*Extrait à lire*.
┌──

Dans cette inquiétude créative palpite tout ce qui existe de plus profondément humain:  le sens d'appartenance à Dieu, la recherche de la vérité, le besoin insatiable du bien, la soif ardente d'amour, la faim de liberté, la nostalgie du beau, l'émerveillement de la nouveauté, la voix douce mais impérative de la conscience. C'est précisément cette inquiétude qui révèle donc la vraie dignité de l'homme, qui ressent au plus profond de son être à quel point son destin est lié de façon indissoluble à celui éternel de Dieu. Toute tentative d'éluder ou d'ignorer cet irrépressible besoin de Dieu réduit et appauvrit le concept originel de l'homme:  le croyant, qui est conscient de cela, doit en devenir le témoin dans la société, pour servir également de cette façon la cause authentique de l'homme.


3. Chacun sait que votre très noble nation s'est formée sur les genoux maternels de la sainte Eglise. Malheureusement, au cours des deux dernières générations tous n'ont pas eu la possibilité de connaîre Jésus-Christ, notre Sauveur. Cette période de l'histoire a été marquée par des vicissitudes et des souffrances. A présent, chrétiens hongrois, c'est à vous que revient la tâche de porter le nom du Christ et d'annoncer sa Bonne Nouvelle à tous vos chers concitoyens, en leur faisant connaître le visage de notre Sauveur.

Lorsque saint Etienne écrivit ses Conseils destinés à son fils Aymeric, était-ce seulement à lui qu'il s'adressait? Telle est la question que je vous posais, au cours de mon premier voyage pastoral en Hongrie, au cours de l'inoubliable célébration qui eut lieu sur la Place des Héros, le 20 août 1991. J'observai alors:  "N'aurait-il pas plutôt écrit ses conseils pour toutes les générations de Hongrois à venir, pour tous les héritiers de sa couronne? Votre saint roi, chers fils et filles de la nation hongroise, ne vous a pas seulement laissé en héritage la couronne royale qu'il avait reçue du Pape Sylvestre II. Il vous a laissé le testament spirituel, un héritage de valeurs fondamentales et impérissables:  la véritable  maison  bâtie  sur  le  roc"  (cf. ORLF n. 36, du 10 septembre 1991).

En outre, ce que le saint roi, dans ce texte vénérable, rappelait à son fils reste toujours actuel:  "Un pays qui ne possède qu'une seule langue et une seule coutume est faible et décadent. C'est pourquoi, je te recommande d'accueillir avec bienveillance les étrangers et de les honorer, de sorte qu'ils préfèrent rester chez toi plutôt qu'ailleurs" (Con-seils, VI). Comment ne pas admirer la clairvoyance d'un tel conseil? La conception d'un Etat moderne, ouvert aux nécessités de tous, y est définie à la lumière de l'Evangile du Christ.

└──

Liste des données:
┌──

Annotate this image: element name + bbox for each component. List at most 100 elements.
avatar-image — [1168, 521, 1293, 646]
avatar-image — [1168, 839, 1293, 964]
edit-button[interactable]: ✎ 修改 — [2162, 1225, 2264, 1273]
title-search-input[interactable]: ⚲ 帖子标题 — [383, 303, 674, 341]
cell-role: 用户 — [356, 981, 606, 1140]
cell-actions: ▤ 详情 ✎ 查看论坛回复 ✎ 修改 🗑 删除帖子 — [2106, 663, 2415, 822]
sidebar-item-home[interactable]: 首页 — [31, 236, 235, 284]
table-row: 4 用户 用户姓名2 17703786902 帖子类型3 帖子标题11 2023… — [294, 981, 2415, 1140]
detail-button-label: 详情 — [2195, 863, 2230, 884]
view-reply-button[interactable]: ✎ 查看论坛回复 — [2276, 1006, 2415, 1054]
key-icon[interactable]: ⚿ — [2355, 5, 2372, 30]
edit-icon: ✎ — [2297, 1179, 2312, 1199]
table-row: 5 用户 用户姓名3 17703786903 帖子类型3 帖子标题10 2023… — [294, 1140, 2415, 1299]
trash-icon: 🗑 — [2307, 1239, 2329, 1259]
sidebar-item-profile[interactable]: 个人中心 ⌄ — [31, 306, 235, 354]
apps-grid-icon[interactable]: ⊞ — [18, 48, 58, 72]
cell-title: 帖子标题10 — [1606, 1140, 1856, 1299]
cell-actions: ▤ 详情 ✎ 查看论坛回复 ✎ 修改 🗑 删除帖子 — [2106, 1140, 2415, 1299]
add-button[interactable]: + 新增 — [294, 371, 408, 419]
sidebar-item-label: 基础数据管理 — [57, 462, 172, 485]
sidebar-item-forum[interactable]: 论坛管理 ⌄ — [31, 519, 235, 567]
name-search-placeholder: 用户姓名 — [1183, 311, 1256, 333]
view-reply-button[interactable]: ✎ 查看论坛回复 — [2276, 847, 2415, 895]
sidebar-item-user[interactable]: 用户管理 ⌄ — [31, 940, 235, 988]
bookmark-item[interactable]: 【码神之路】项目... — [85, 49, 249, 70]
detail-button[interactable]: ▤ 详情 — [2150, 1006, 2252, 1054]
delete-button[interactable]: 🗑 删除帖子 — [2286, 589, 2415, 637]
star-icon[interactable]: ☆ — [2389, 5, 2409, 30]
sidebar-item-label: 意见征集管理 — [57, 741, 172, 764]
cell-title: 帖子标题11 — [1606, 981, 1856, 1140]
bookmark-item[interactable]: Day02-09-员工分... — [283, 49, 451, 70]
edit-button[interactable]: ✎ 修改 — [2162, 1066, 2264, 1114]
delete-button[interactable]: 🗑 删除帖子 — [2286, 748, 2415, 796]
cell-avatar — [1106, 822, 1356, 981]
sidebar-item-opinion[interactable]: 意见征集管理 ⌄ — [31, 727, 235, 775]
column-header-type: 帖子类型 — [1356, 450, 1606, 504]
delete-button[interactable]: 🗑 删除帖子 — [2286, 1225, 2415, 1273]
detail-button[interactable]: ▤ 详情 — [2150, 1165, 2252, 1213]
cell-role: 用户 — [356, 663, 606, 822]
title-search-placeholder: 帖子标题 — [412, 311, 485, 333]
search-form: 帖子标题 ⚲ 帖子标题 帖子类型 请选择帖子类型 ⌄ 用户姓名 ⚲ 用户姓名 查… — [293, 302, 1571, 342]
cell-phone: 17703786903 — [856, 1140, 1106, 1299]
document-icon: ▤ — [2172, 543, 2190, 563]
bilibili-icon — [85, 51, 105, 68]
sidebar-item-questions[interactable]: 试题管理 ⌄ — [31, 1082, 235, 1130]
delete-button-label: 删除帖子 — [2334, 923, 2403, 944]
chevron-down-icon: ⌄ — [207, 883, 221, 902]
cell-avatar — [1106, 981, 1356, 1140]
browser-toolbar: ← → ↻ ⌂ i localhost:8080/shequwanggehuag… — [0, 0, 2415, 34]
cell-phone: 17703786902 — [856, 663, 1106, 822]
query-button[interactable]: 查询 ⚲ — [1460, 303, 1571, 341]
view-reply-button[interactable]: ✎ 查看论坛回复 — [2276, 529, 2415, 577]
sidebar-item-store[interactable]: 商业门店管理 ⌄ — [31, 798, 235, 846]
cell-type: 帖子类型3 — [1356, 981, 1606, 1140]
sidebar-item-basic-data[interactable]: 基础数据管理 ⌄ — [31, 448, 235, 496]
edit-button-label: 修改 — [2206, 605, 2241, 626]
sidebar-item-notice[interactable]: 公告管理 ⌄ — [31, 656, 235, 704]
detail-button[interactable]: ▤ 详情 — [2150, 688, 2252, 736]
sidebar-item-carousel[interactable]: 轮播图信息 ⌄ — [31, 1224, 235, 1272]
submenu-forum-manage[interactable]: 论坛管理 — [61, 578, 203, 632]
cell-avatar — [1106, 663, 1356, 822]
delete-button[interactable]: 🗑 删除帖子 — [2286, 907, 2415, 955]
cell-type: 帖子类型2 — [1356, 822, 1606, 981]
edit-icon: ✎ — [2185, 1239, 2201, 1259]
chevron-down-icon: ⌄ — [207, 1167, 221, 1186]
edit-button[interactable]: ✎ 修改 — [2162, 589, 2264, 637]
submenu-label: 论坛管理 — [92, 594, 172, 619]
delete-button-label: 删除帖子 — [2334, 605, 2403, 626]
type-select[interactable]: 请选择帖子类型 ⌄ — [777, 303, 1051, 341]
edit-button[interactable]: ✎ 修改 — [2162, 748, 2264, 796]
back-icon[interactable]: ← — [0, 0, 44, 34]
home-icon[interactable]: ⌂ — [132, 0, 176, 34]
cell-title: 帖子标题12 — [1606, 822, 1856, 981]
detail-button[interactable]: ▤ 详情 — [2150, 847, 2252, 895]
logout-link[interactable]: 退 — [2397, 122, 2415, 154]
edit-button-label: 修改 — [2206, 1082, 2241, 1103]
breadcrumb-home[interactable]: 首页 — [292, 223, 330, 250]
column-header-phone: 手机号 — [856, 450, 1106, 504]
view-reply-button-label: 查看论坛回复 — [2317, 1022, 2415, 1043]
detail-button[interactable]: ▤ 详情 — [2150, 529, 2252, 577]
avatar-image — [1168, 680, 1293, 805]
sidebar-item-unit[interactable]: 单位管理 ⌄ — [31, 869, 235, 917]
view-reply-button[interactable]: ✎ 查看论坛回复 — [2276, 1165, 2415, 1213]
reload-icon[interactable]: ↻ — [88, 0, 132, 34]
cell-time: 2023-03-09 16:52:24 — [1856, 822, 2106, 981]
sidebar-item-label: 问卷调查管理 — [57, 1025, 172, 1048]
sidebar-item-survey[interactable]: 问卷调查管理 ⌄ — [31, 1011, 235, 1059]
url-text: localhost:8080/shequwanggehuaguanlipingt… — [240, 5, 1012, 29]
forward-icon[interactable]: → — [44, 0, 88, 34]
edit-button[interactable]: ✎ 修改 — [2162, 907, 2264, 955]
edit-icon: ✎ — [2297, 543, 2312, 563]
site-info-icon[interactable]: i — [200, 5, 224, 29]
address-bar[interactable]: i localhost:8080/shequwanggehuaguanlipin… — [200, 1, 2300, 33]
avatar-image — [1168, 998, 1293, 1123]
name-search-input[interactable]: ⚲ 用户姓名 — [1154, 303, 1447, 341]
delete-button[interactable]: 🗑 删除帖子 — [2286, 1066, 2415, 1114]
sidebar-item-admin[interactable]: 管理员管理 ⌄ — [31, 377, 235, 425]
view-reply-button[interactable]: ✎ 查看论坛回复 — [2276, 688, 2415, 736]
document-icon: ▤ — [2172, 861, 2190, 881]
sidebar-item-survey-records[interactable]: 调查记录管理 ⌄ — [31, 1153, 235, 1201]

└──

*Consignes et exercices*.
**A)** D'après l'extrait, à quelle date eut lieu la célébration sur la Place des Héros ?
**B)** Tirez de l'extrait, mot pour mot, le passage qui commence aux mots « 3. Chacun sait que » et s'arrête après les mots « de notre Sauveur. ».

*Liste des réponses*.
**A)** Le 20 août 1991.

**B)**
3. Chacun sait que votre très noble nation s'est formée sur les genoux maternels de la sainte Eglise. Malheureusement, au cours des deux dernières générations tous n'ont pas eu la possibilité de connaîre Jésus-Christ, notre Sauveur. Cette période de l'histoire a été marquée par des vicissitudes et des souffrances. A présent, chrétiens hongrois, c'est à vous que revient la tâche de porter le nom du Christ et d'annoncer sa Bonne Nouvelle à tous vos chers concitoyens, en leur faisant connaître le visage de notre Sauveur.